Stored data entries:
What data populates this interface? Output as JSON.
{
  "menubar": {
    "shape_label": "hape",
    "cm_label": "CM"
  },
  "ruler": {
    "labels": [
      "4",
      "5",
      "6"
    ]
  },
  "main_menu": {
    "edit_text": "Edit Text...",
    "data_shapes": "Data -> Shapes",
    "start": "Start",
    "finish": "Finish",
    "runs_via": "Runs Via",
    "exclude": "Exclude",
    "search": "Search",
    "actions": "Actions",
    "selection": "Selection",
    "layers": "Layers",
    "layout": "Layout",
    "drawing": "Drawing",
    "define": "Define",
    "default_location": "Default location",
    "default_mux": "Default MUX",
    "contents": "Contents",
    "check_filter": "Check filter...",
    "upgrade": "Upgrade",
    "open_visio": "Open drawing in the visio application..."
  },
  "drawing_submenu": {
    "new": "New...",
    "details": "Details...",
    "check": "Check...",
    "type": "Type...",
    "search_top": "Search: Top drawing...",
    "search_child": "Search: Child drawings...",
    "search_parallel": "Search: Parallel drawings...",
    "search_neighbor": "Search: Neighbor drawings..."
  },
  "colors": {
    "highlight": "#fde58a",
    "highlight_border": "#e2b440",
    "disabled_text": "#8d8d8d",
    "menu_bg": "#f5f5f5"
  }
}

> [PROBLEM STATEMENT] Identify and extract each line of the listing that contains "Default".

> [EXERCISE RESULT]
    "default_location": "Default location",
    "default_mux": "Default MUX",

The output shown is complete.